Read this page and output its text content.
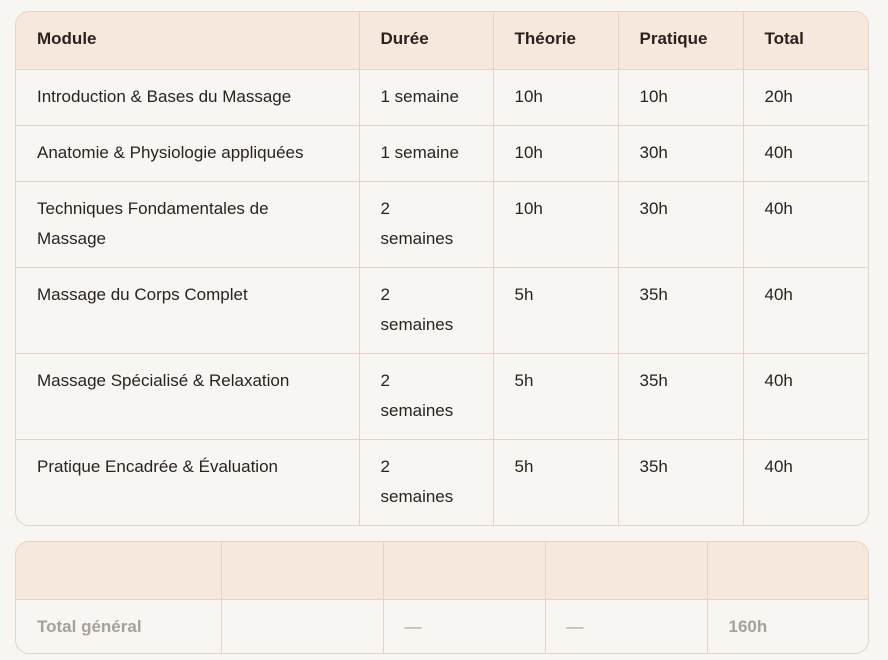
Module	Durée	Théorie	Pratique	Total
Introduction & Bases du Massage	1 semaine	10h	10h	20h
Anatomie & Physiologie appliquées	1 semaine	10h	30h	40h
Techniques Fondamentales de Massage	2 semaines	10h	30h	40h
Massage du Corps Complet	2 semaines	5h	35h	40h
Massage Spécialisé & Relaxation	2 semaines	5h	35h	40h
Pratique Encadrée & Évaluation	2 semaines	5h	35h	40h

Total général		—	—	160h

....

▸ **Instruction**:
Repeat the lines above exactly, and keep every picture out.

▸ **Full answer**:
Read this page and output its text content.
Module	Durée	Théorie	Pratique	Total
Introduction & Bases du Massage	1 semaine	10h	10h	20h
Anatomie & Physiologie appliquées	1 semaine	10h	30h	40h
Techniques Fondamentales de Massage	2 semaines	10h	30h	40h
Massage du Corps Complet	2 semaines	5h	35h	40h
Massage Spécialisé & Relaxation	2 semaines	5h	35h	40h
Pratique Encadrée & Évaluation	2 semaines	5h	35h	40h

Total général		—	—	160h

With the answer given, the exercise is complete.